Records from a dataset:

☆ ☆ ☆

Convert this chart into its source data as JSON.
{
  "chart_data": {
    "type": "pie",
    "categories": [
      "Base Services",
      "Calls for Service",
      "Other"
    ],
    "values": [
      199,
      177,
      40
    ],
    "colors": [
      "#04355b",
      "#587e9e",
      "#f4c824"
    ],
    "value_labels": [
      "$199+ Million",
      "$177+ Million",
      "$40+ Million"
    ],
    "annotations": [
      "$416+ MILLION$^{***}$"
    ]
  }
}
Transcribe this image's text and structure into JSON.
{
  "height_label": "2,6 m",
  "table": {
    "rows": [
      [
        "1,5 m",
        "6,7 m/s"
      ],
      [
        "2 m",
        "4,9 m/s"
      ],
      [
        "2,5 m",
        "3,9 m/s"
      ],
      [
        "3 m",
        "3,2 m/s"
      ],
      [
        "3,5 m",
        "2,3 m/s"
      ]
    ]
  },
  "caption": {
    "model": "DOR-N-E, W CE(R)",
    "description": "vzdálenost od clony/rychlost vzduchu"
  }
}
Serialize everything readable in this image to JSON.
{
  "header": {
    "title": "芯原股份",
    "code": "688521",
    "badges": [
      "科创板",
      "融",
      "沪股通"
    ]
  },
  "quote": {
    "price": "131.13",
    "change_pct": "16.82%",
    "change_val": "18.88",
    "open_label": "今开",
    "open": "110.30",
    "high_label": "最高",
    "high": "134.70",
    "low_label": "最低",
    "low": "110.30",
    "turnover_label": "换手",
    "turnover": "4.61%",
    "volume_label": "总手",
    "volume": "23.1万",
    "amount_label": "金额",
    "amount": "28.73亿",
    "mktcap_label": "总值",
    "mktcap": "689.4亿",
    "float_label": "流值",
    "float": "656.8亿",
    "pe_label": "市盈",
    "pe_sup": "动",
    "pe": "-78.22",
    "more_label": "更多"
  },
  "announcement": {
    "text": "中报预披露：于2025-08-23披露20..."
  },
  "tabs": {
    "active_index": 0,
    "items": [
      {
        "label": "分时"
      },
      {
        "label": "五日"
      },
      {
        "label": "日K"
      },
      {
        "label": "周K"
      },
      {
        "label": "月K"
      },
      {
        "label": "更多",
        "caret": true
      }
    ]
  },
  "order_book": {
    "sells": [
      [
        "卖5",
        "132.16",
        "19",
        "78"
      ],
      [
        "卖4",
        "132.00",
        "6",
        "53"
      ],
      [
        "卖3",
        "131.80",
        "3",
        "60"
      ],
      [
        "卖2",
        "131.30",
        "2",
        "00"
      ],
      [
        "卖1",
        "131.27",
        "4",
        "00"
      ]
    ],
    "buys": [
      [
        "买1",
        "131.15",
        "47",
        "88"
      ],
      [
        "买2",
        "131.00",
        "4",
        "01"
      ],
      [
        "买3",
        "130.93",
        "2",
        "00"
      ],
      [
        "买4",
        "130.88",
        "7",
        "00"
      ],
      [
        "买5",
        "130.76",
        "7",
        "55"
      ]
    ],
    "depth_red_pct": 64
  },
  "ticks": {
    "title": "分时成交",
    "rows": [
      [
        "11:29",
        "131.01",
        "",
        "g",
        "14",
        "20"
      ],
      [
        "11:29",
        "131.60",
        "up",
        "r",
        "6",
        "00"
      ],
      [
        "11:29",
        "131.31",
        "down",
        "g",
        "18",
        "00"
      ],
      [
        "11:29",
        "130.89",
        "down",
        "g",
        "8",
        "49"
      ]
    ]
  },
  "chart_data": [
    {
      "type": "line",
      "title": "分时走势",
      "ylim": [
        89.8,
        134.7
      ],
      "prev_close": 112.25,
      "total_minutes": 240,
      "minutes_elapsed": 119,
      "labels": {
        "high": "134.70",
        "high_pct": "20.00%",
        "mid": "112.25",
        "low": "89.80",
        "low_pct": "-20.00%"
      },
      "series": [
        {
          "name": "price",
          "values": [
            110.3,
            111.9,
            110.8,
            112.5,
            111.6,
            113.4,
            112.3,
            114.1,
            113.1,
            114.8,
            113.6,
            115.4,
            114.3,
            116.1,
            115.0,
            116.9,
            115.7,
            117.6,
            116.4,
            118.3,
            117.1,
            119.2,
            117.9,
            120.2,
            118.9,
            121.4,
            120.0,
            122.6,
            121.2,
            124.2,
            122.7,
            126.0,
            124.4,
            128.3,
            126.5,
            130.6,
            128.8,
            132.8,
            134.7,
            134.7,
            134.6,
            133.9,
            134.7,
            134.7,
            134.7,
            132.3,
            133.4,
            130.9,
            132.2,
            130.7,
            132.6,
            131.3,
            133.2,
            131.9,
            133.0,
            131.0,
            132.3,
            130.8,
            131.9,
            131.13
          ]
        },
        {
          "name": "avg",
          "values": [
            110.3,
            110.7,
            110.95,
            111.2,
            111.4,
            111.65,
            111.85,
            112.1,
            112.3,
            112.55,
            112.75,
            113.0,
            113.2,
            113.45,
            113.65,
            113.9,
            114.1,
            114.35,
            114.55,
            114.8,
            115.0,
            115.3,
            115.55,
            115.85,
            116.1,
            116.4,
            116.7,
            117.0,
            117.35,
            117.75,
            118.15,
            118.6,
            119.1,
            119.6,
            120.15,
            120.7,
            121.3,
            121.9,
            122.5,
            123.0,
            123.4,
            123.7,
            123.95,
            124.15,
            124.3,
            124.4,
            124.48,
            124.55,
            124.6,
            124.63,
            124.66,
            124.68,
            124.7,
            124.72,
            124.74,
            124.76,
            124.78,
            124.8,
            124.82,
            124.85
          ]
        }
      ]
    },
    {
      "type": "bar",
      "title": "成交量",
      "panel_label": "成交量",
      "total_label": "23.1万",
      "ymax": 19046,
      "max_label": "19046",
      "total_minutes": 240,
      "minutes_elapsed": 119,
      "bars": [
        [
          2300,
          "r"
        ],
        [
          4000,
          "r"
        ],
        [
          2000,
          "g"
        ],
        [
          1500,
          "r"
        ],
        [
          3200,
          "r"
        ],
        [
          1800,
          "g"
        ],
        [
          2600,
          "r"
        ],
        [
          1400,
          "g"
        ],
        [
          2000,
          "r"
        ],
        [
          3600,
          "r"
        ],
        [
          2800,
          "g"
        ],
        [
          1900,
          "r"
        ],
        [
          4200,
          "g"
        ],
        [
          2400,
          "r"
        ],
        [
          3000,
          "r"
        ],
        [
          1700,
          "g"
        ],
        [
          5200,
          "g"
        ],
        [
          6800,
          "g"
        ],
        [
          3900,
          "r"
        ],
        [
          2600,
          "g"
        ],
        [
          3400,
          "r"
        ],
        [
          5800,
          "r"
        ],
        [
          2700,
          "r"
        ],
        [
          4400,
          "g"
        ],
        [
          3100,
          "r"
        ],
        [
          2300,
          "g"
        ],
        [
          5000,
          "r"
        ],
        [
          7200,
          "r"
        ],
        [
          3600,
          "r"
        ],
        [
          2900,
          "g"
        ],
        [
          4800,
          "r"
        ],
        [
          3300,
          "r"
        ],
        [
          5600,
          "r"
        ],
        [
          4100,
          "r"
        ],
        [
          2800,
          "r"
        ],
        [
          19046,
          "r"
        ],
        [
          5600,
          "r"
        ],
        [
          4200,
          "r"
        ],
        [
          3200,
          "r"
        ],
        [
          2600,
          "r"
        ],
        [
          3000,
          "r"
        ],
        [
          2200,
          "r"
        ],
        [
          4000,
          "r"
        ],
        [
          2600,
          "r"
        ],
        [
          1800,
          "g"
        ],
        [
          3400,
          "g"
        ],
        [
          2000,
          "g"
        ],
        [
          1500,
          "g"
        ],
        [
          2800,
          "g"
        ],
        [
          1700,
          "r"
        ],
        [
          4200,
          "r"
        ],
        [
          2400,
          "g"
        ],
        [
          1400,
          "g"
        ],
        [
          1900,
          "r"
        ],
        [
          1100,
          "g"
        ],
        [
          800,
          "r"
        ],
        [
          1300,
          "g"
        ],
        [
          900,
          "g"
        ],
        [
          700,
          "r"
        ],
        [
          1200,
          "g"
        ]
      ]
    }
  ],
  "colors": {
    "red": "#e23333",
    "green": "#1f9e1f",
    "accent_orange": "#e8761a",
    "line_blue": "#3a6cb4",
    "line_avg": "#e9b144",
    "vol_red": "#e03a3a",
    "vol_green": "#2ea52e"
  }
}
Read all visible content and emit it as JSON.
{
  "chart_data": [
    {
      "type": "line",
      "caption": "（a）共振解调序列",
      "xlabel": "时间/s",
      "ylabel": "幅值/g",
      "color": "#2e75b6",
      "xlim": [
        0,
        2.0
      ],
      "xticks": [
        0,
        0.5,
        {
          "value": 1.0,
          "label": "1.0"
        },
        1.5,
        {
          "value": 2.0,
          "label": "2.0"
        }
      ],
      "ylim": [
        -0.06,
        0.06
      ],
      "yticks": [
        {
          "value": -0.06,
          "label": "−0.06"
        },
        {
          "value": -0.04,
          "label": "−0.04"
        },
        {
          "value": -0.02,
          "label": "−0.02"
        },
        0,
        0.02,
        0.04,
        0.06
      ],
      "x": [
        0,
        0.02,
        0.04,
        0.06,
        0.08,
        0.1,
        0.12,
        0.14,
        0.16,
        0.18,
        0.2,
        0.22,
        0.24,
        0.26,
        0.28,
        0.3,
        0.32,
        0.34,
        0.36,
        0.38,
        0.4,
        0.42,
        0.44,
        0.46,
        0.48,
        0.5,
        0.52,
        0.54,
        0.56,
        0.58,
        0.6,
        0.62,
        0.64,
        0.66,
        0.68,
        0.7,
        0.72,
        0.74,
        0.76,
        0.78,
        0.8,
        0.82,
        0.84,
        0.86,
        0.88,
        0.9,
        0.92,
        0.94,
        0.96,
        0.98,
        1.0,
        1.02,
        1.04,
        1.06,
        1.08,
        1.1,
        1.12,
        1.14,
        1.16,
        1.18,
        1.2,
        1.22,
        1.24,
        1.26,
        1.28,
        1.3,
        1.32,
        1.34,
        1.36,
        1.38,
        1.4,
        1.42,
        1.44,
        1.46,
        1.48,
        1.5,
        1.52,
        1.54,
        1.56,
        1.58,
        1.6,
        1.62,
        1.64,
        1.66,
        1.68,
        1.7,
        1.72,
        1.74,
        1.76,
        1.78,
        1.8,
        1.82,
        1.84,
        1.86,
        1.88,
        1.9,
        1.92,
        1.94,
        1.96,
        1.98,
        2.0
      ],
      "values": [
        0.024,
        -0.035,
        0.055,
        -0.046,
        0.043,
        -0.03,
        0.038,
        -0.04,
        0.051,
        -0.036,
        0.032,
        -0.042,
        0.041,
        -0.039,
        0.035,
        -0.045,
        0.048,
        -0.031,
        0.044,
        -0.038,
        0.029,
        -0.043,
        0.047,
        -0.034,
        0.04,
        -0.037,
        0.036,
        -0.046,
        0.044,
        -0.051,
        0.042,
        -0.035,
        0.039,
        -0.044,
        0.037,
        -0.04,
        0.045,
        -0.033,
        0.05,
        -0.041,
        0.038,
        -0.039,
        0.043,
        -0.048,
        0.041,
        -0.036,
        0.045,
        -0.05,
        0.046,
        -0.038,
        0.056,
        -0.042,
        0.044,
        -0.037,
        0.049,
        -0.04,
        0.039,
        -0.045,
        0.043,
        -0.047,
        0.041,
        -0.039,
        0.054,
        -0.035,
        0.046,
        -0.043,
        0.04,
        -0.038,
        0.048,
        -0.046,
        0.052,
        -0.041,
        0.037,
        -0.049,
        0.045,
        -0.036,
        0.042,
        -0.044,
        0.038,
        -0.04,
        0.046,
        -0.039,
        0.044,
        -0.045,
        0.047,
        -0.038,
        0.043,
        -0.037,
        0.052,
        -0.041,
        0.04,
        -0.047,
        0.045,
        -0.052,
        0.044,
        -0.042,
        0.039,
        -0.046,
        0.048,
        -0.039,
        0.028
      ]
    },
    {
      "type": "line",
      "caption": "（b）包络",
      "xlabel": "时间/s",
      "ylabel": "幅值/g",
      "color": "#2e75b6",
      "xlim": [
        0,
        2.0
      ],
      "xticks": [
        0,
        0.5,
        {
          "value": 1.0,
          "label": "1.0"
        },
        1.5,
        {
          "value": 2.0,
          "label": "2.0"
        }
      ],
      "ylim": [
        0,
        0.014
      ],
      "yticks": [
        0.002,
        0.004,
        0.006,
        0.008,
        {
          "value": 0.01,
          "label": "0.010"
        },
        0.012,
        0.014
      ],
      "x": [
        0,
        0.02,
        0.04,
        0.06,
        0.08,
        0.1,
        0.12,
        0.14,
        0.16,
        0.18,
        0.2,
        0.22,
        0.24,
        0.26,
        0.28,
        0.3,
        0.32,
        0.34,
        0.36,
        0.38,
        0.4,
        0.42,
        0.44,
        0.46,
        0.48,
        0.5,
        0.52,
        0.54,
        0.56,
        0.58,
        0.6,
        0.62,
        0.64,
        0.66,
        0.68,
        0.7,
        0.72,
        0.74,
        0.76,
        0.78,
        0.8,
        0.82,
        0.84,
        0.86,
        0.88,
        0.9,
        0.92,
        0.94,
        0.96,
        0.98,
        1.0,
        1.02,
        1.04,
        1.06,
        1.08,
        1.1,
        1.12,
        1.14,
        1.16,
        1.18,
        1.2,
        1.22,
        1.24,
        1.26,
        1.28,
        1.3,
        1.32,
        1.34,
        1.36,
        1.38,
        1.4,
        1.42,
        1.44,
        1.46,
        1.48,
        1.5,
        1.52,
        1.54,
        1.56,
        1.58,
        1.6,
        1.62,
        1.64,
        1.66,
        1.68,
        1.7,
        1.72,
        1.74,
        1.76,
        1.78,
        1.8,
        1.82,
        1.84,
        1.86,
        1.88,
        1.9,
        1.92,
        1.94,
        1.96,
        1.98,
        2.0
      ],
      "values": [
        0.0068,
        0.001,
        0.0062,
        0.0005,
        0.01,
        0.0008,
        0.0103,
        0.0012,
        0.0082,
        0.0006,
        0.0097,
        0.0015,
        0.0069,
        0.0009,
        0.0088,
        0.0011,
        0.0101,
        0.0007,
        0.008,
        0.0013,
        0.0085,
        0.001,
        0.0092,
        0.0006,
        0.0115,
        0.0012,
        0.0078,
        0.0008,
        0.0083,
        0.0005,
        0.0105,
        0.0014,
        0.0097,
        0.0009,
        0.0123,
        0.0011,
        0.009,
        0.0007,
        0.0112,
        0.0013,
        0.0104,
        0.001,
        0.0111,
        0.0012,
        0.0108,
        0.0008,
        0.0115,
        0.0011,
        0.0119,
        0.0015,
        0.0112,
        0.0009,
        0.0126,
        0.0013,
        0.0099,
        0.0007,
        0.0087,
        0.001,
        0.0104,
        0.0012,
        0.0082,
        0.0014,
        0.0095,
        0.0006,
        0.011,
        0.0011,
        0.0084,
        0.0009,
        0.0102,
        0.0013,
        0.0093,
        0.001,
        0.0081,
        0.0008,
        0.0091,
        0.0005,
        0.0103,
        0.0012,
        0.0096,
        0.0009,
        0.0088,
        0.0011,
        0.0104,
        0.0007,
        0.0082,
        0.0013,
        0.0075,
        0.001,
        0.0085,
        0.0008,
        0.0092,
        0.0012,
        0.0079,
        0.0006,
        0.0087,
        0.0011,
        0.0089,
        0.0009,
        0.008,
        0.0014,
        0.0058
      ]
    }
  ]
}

☆ ☆ ☆

Exercise: Check the data for the word "JSON" and pull out the lines that have it.

Exercise result:
Convert this chart into its source data as JSON.
Transcribe this image's text and structure into JSON.
Serialize everything readable in this image to JSON.
Read all visible content and emit it as JSON.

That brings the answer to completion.